**Exercise prompt**: Across the whole listing, return each line exactly, with no images included.
[Start of Attachment]
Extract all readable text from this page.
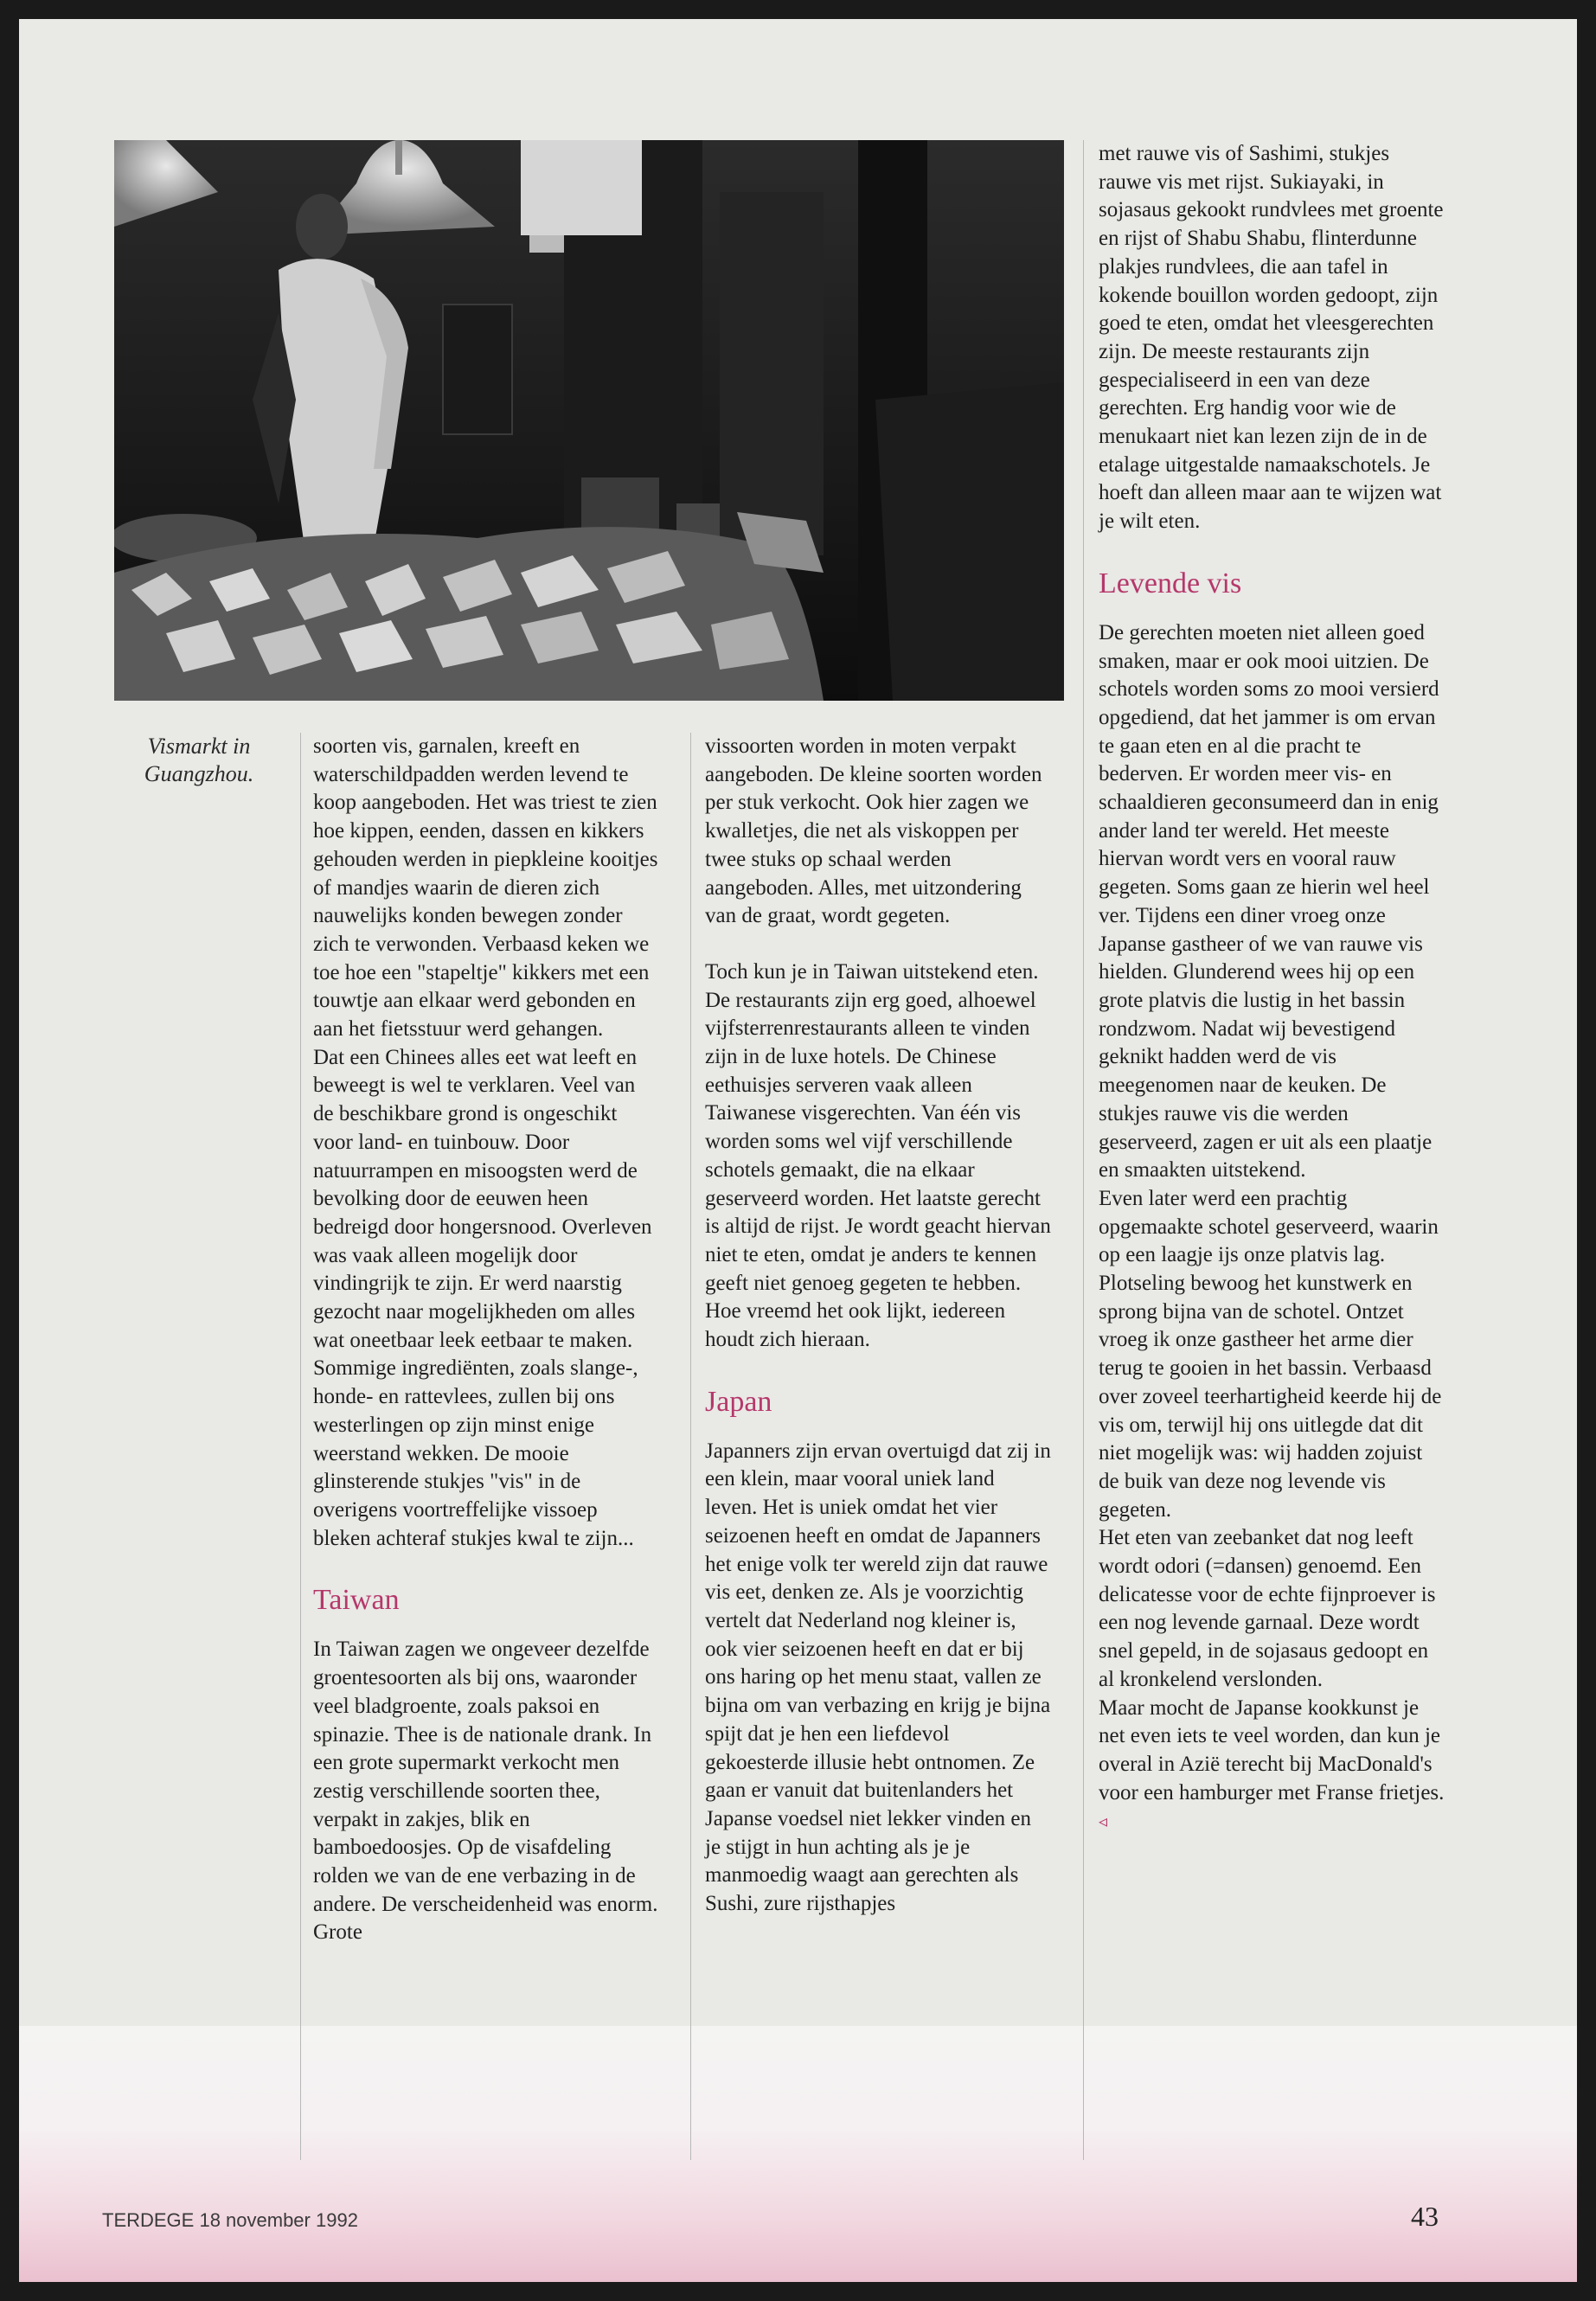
Vismarkt in Guangzhou.

soorten vis, garnalen, kreeft en waterschildpadden werden levend te koop aangeboden. Het was triest te zien hoe kippen, eenden, dassen en kikkers gehouden werden in piepkleine kooitjes of mandjes waarin de dieren zich nauwelijks konden bewegen zonder zich te verwonden. Verbaasd keken we toe hoe een "stapeltje" kikkers met een touwtje aan elkaar werd gebonden en aan het fietsstuur werd gehangen.

Dat een Chinees alles eet wat leeft en beweegt is wel te verklaren. Veel van de beschikbare grond is ongeschikt voor land- en tuinbouw. Door natuurrampen en misoogsten werd de bevolking door de eeuwen heen bedreigd door hongersnood. Overleven was vaak alleen mogelijk door vindingrijk te zijn. Er werd naarstig gezocht naar mogelijkheden om alles wat oneetbaar leek eetbaar te maken. Sommige ingrediënten, zoals slange-, honde- en rattevlees, zullen bij ons westerlingen op zijn minst enige weerstand wekken. De mooie glinsterende stukjes "vis" in de overigens voortreffelijke vissoep bleken achteraf stukjes kwal te zijn...

Taiwan

In Taiwan zagen we ongeveer dezelfde groentesoorten als bij ons, waaronder veel bladgroente, zoals paksoi en spinazie. Thee is de nationale drank. In een grote supermarkt verkocht men zestig verschillende soorten thee, verpakt in zakjes, blik en bamboedoosjes. Op de visafdeling rolden we van de ene verbazing in de andere. De verscheidenheid was enorm. Grote

vissoorten worden in moten verpakt aangeboden. De kleine soorten worden per stuk verkocht. Ook hier zagen we kwalletjes, die net als viskoppen per twee stuks op schaal werden aangeboden. Alles, met uitzondering van de graat, wordt gegeten.

Toch kun je in Taiwan uitstekend eten. De restaurants zijn erg goed, alhoewel vijfsterrenrestaurants alleen te vinden zijn in de luxe hotels. De Chinese eethuisjes serveren vaak alleen Taiwanese visgerechten. Van één vis worden soms wel vijf verschillende schotels gemaakt, die na elkaar geserveerd worden. Het laatste gerecht is altijd de rijst. Je wordt geacht hiervan niet te eten, omdat je anders te kennen geeft niet genoeg gegeten te hebben. Hoe vreemd het ook lijkt, iedereen houdt zich hieraan.

Japan

Japanners zijn ervan overtuigd dat zij in een klein, maar vooral uniek land leven. Het is uniek omdat het vier seizoenen heeft en omdat de Japanners het enige volk ter wereld zijn dat rauwe vis eet, denken ze. Als je voorzichtig vertelt dat Nederland nog kleiner is, ook vier seizoenen heeft en dat er bij ons haring op het menu staat, vallen ze bijna om van verbazing en krijg je bijna spijt dat je hen een liefdevol gekoesterde illusie hebt ontnomen. Ze gaan er vanuit dat buitenlanders het Japanse voedsel niet lekker vinden en je stijgt in hun achting als je je manmoedig waagt aan gerechten als Sushi, zure rijsthapjes

met rauwe vis of Sashimi, stukjes rauwe vis met rijst. Sukiayaki, in sojasaus gekookt rundvlees met groente en rijst of Shabu Shabu, flinterdunne plakjes rundvlees, die aan tafel in kokende bouillon worden gedoopt, zijn goed te eten, omdat het vleesgerechten zijn. De meeste restaurants zijn gespecialiseerd in een van deze gerechten. Erg handig voor wie de menukaart niet kan lezen zijn de in de etalage uitgestalde namaakschotels. Je hoeft dan alleen maar aan te wijzen wat je wilt eten.

Levende vis

De gerechten moeten niet alleen goed smaken, maar er ook mooi uitzien. De schotels worden soms zo mooi versierd opgediend, dat het jammer is om ervan te gaan eten en al die pracht te bederven. Er worden meer vis- en schaaldieren geconsumeerd dan in enig ander land ter wereld. Het meeste hiervan wordt vers en vooral rauw gegeten. Soms gaan ze hierin wel heel ver. Tijdens een diner vroeg onze Japanse gastheer of we van rauwe vis hielden. Glunderend wees hij op een grote platvis die lustig in het bassin rondzwom. Nadat wij bevestigend geknikt hadden werd de vis meegenomen naar de keuken. De stukjes rauwe vis die werden geserveerd, zagen er uit als een plaatje en smaakten uitstekend.

Even later werd een prachtig opgemaakte schotel geserveerd, waarin op een laagje ijs onze platvis lag. Plotseling bewoog het kunstwerk en sprong bijna van de schotel. Ontzet vroeg ik onze gastheer het arme dier terug te gooien in het bassin. Verbaasd over zoveel teerhartigheid keerde hij de vis om, terwijl hij ons uitlegde dat dit niet mogelijk was: wij hadden zojuist de buik van deze nog levende vis gegeten.

Het eten van zeebanket dat nog leeft wordt odori (=dansen) genoemd. Een delicatesse voor de echte fijnproever is een nog levende garnaal. Deze wordt snel gepeld, in de sojasaus gedoopt en al kronkelend verslonden.

Maar mocht de Japanse kookkunst je net even iets te veel worden, dan kun je overal in Azië terecht bij MacDonald's voor een hamburger met Franse frietjes. ◃

TERDEGE 18 november 1992	43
[End of Attachment]
**Answer for this exercise**:
Extract all readable text from this page.
Vismarkt in Guangzhou.

soorten vis, garnalen, kreeft en waterschildpadden werden levend te koop aangeboden. Het was triest te zien hoe kippen, eenden, dassen en kikkers gehouden werden in piepkleine kooitjes of mandjes waarin de dieren zich nauwelijks konden bewegen zonder zich te verwonden. Verbaasd keken we toe hoe een "stapeltje" kikkers met een touwtje aan elkaar werd gebonden en aan het fietsstuur werd gehangen.

Dat een Chinees alles eet wat leeft en beweegt is wel te verklaren. Veel van de beschikbare grond is ongeschikt voor land- en tuinbouw. Door natuurrampen en misoogsten werd de bevolking door de eeuwen heen bedreigd door hongersnood. Overleven was vaak alleen mogelijk door vindingrijk te zijn. Er werd naarstig gezocht naar mogelijkheden om alles wat oneetbaar leek eetbaar te maken. Sommige ingrediënten, zoals slange-, honde- en rattevlees, zullen bij ons westerlingen op zijn minst enige weerstand wekken. De mooie glinsterende stukjes "vis" in de overigens voortreffelijke vissoep bleken achteraf stukjes kwal te zijn...

Taiwan

In Taiwan zagen we ongeveer dezelfde groentesoorten als bij ons, waaronder veel bladgroente, zoals paksoi en spinazie. Thee is de nationale drank. In een grote supermarkt verkocht men zestig verschillende soorten thee, verpakt in zakjes, blik en bamboedoosjes. Op de visafdeling rolden we van de ene verbazing in de andere. De verscheidenheid was enorm. Grote

vissoorten worden in moten verpakt aangeboden. De kleine soorten worden per stuk verkocht. Ook hier zagen we kwalletjes, die net als viskoppen per twee stuks op schaal werden aangeboden. Alles, met uitzondering van de graat, wordt gegeten.

Toch kun je in Taiwan uitstekend eten. De restaurants zijn erg goed, alhoewel vijfsterrenrestaurants alleen te vinden zijn in de luxe hotels. De Chinese eethuisjes serveren vaak alleen Taiwanese visgerechten. Van één vis worden soms wel vijf verschillende schotels gemaakt, die na elkaar geserveerd worden. Het laatste gerecht is altijd de rijst. Je wordt geacht hiervan niet te eten, omdat je anders te kennen geeft niet genoeg gegeten te hebben. Hoe vreemd het ook lijkt, iedereen houdt zich hieraan.

Japan

Japanners zijn ervan overtuigd dat zij in een klein, maar vooral uniek land leven. Het is uniek omdat het vier seizoenen heeft en omdat de Japanners het enige volk ter wereld zijn dat rauwe vis eet, denken ze. Als je voorzichtig vertelt dat Nederland nog kleiner is, ook vier seizoenen heeft en dat er bij ons haring op het menu staat, vallen ze bijna om van verbazing en krijg je bijna spijt dat je hen een liefdevol gekoesterde illusie hebt ontnomen. Ze gaan er vanuit dat buitenlanders het Japanse voedsel niet lekker vinden en je stijgt in hun achting als je je manmoedig waagt aan gerechten als Sushi, zure rijsthapjes

met rauwe vis of Sashimi, stukjes rauwe vis met rijst. Sukiayaki, in sojasaus gekookt rundvlees met groente en rijst of Shabu Shabu, flinterdunne plakjes rundvlees, die aan tafel in kokende bouillon worden gedoopt, zijn goed te eten, omdat het vleesgerechten zijn. De meeste restaurants zijn gespecialiseerd in een van deze gerechten. Erg handig voor wie de menukaart niet kan lezen zijn de in de etalage uitgestalde namaakschotels. Je hoeft dan alleen maar aan te wijzen wat je wilt eten.

Levende vis

De gerechten moeten niet alleen goed smaken, maar er ook mooi uitzien. De schotels worden soms zo mooi versierd opgediend, dat het jammer is om ervan te gaan eten en al die pracht te bederven. Er worden meer vis- en schaaldieren geconsumeerd dan in enig ander land ter wereld. Het meeste hiervan wordt vers en vooral rauw gegeten. Soms gaan ze hierin wel heel ver. Tijdens een diner vroeg onze Japanse gastheer of we van rauwe vis hielden. Glunderend wees hij op een grote platvis die lustig in het bassin rondzwom. Nadat wij bevestigend geknikt hadden werd de vis meegenomen naar de keuken. De stukjes rauwe vis die werden geserveerd, zagen er uit als een plaatje en smaakten uitstekend.

Even later werd een prachtig opgemaakte schotel geserveerd, waarin op een laagje ijs onze platvis lag. Plotseling bewoog het kunstwerk en sprong bijna van de schotel. Ontzet vroeg ik onze gastheer het arme dier terug te gooien in het bassin. Verbaasd over zoveel teerhartigheid keerde hij de vis om, terwijl hij ons uitlegde dat dit niet mogelijk was: wij hadden zojuist de buik van deze nog levende vis gegeten.

Het eten van zeebanket dat nog leeft wordt odori (=dansen) genoemd. Een delicatesse voor de echte fijnproever is een nog levende garnaal. Deze wordt snel gepeld, in de sojasaus gedoopt en al kronkelend verslonden.

Maar mocht de Japanse kookkunst je net even iets te veel worden, dan kun je overal in Azië terecht bij MacDonald's voor een hamburger met Franse frietjes. ◃

TERDEGE 18 november 1992	43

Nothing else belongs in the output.